# Supplied data
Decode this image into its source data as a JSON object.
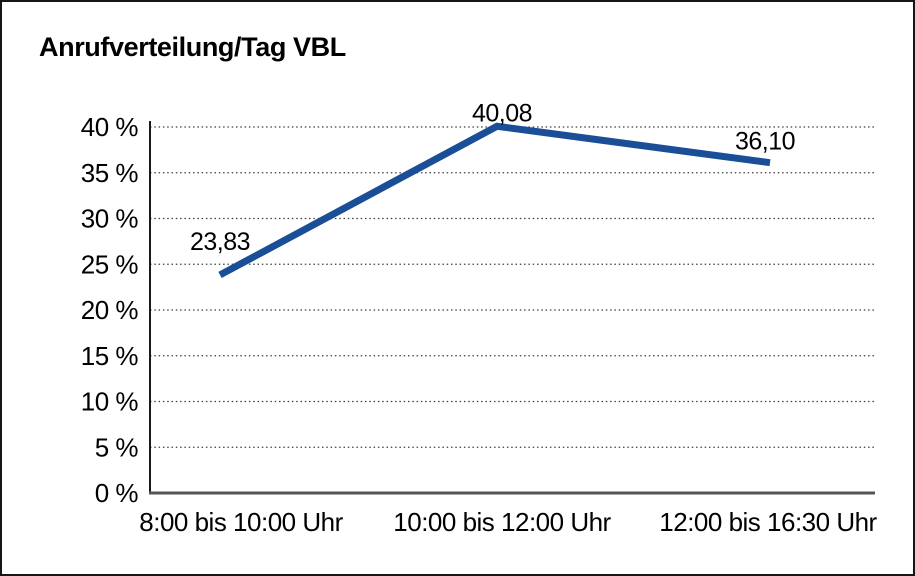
{
  "window": {
    "title": "Anrufverteilung/Tag VBL"
  },
  "chart_data": {
    "type": "line",
    "title": "Anrufverteilung/Tag VBL",
    "categories": [
      "8:00 bis 10:00 Uhr",
      "10:00 bis 12:00 Uhr",
      "12:00 bis 16:30 Uhr"
    ],
    "series": [
      {
        "name": "Anrufverteilung/Tag VBL",
        "values": [
          23.83,
          40.08,
          36.1
        ]
      }
    ],
    "point_labels": [
      "23,83",
      "40,08",
      "36,10"
    ],
    "xlabel": "",
    "ylabel": "",
    "ylim": [
      0,
      40
    ],
    "yticks": [
      0,
      5,
      10,
      15,
      20,
      25,
      30,
      35,
      40
    ],
    "ytick_labels": [
      "0 %",
      "5 %",
      "10 %",
      "15 %",
      "20 %",
      "25 %",
      "30 %",
      "35 %",
      "40 %"
    ],
    "grid": "horizontal-dotted",
    "legend": "none",
    "line_color": "#1a4e96",
    "decimal_style": "comma"
  }
}
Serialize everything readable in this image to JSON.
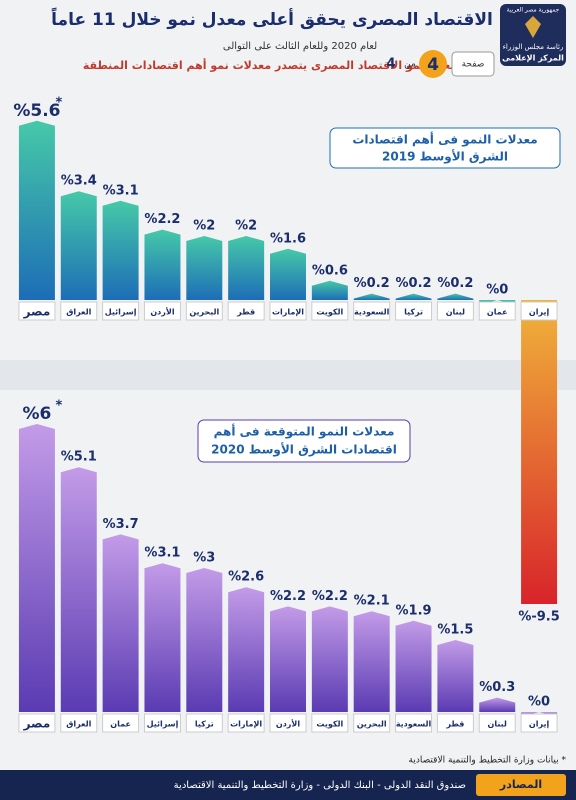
{
  "header": {
    "title": "الاقتصاد المصرى يحقق أعلى معدل نمو خلال 11 عاماً",
    "subtitle": "لعام 2020 وللعام الثالث على التوالى",
    "tagline": "معدل نمو الاقتصاد المصرى يتصدر معدلات نمو أهم اقتصادات المنطقة",
    "page_label": "صفحة",
    "page_number": "4",
    "of_label": "من",
    "page_total": "4",
    "logo_lines": [
      "جمهورية مصر العربية",
      "رئاسة مجلس الوزراء",
      "المركز الإعلامى"
    ]
  },
  "chart_data": [
    {
      "type": "bar",
      "title": [
        "معدلات النمو فى أهم اقتصادات",
        "الشرق الأوسط 2019"
      ],
      "categories": [
        "مصر",
        "العراق",
        "إسرائيل",
        "الأردن",
        "البحرين",
        "قطر",
        "الإمارات",
        "الكويت",
        "السعودية",
        "تركيا",
        "لبنان",
        "عمان",
        "إيران"
      ],
      "values": [
        5.6,
        3.4,
        3.1,
        2.2,
        2,
        2,
        1.6,
        0.6,
        0.2,
        0.2,
        0.2,
        0,
        -9.5
      ],
      "value_labels": [
        "%5.6",
        "%3.4",
        "%3.1",
        "%2.2",
        "%2",
        "%2",
        "%1.6",
        "%0.6",
        "%0.2",
        "%0.2",
        "%0.2",
        "%0",
        "%-9.5"
      ],
      "color": [
        "#46c9a8",
        "#1d6db6"
      ],
      "negative_color": [
        "#f0b43a",
        "#d8242a"
      ],
      "annotation": "*"
    },
    {
      "type": "bar",
      "title": [
        "معدلات النمو المتوقعة فى أهم",
        "اقتصادات الشرق الأوسط 2020"
      ],
      "categories": [
        "مصر",
        "العراق",
        "عمان",
        "إسرائيل",
        "تركيا",
        "الإمارات",
        "الأردن",
        "الكويت",
        "البحرين",
        "السعودية",
        "قطر",
        "لبنان",
        "إيران"
      ],
      "values": [
        6,
        5.1,
        3.7,
        3.1,
        3,
        2.6,
        2.2,
        2.2,
        2.1,
        1.9,
        1.5,
        0.3,
        0
      ],
      "value_labels": [
        "%6",
        "%5.1",
        "%3.7",
        "%3.1",
        "%3",
        "%2.6",
        "%2.2",
        "%2.2",
        "%2.1",
        "%1.9",
        "%1.5",
        "%0.3",
        "%0"
      ],
      "color": [
        "#c39be8",
        "#5a3bb2"
      ],
      "annotation": "*"
    }
  ],
  "footer": {
    "note": "* بيانات وزارة التخطيط والتنمية الاقتصادية",
    "sources_label": "المصادر",
    "sources": "صندوق النقد الدولى - البنك الدولى - وزارة التخطيط والتنمية الاقتصادية"
  }
}
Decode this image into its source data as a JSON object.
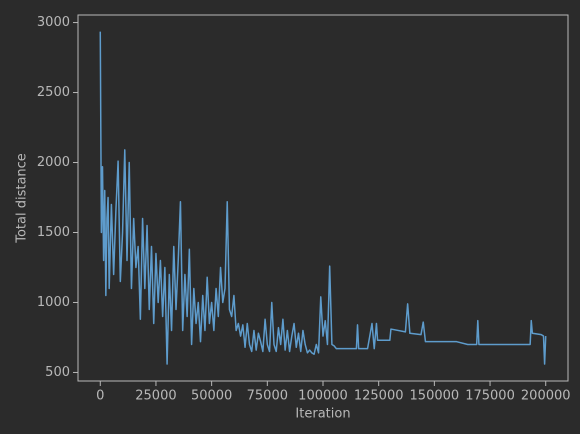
{
  "chart_data": {
    "type": "line",
    "xlabel": "Iteration",
    "ylabel": "Total distance",
    "xlim": [
      -10000,
      210000
    ],
    "ylim": [
      439,
      3054
    ],
    "xticks": [
      0,
      25000,
      50000,
      75000,
      100000,
      125000,
      150000,
      175000,
      200000
    ],
    "yticks": [
      500,
      1000,
      1500,
      2000,
      2500,
      3000
    ],
    "grid": false,
    "series": [
      {
        "color": "#5e9ccc",
        "x": [
          0,
          500,
          1000,
          1500,
          2000,
          2500,
          3000,
          3500,
          4000,
          5000,
          6000,
          7000,
          8000,
          9000,
          10000,
          11000,
          12000,
          13000,
          14000,
          15000,
          16000,
          17000,
          18000,
          19000,
          20000,
          21000,
          22000,
          23000,
          24000,
          25000,
          26000,
          27000,
          28000,
          29000,
          30000,
          31000,
          32000,
          33000,
          34000,
          35000,
          36000,
          37000,
          38000,
          39000,
          40000,
          41000,
          42000,
          43000,
          44000,
          45000,
          46000,
          47000,
          48000,
          49000,
          50000,
          51000,
          52000,
          53000,
          54000,
          55000,
          56000,
          57000,
          58000,
          59000,
          60000,
          61000,
          62000,
          63000,
          64000,
          65000,
          66000,
          67000,
          68000,
          69000,
          70000,
          71000,
          72000,
          73000,
          74000,
          75000,
          76000,
          77000,
          78000,
          79000,
          80000,
          81000,
          82000,
          83000,
          84000,
          85000,
          86000,
          87000,
          88000,
          89000,
          90000,
          91000,
          92000,
          93000,
          94000,
          95000,
          96000,
          97000,
          98000,
          99000,
          100000,
          101000,
          102000,
          103000,
          104000,
          105000,
          106000,
          110000,
          115000,
          115500,
          116000,
          120000,
          122000,
          123000,
          124000,
          124500,
          130000,
          130500,
          137000,
          138000,
          139000,
          144000,
          145000,
          146000,
          150000,
          160000,
          165000,
          169000,
          169500,
          170000,
          180000,
          190000,
          193000,
          193500,
          194000,
          198000,
          199000,
          199500,
          200000
        ],
        "values": [
          2935,
          1500,
          1970,
          1300,
          1800,
          1050,
          1600,
          1750,
          1100,
          1700,
          1200,
          1650,
          2010,
          1150,
          1500,
          2090,
          1300,
          2000,
          1100,
          1600,
          1250,
          1400,
          880,
          1600,
          1100,
          1550,
          950,
          1400,
          850,
          1350,
          1000,
          1300,
          900,
          1250,
          560,
          1200,
          800,
          1400,
          950,
          1300,
          1720,
          800,
          1200,
          900,
          1380,
          700,
          1100,
          850,
          1000,
          720,
          1050,
          800,
          1180,
          850,
          1000,
          800,
          1100,
          900,
          1250,
          1000,
          1100,
          1720,
          950,
          900,
          1050,
          800,
          850,
          760,
          840,
          680,
          850,
          700,
          650,
          800,
          660,
          780,
          720,
          650,
          880,
          700,
          650,
          1000,
          700,
          650,
          820,
          700,
          880,
          660,
          800,
          650,
          760,
          850,
          680,
          780,
          650,
          800,
          700,
          640,
          660,
          640,
          630,
          700,
          640,
          1040,
          760,
          870,
          700,
          1260,
          700,
          690,
          670,
          670,
          670,
          840,
          670,
          670,
          850,
          670,
          850,
          730,
          730,
          810,
          790,
          990,
          780,
          770,
          860,
          720,
          720,
          720,
          700,
          700,
          870,
          700,
          700,
          700,
          700,
          870,
          780,
          770,
          760,
          560,
          760
        ]
      }
    ]
  }
}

# Exercise task
Find the lines containing "الشرق" and list every one of them.

# Written response
        "الشرق الأوسط 2019"
        "اقتصادات الشرق الأوسط 2020"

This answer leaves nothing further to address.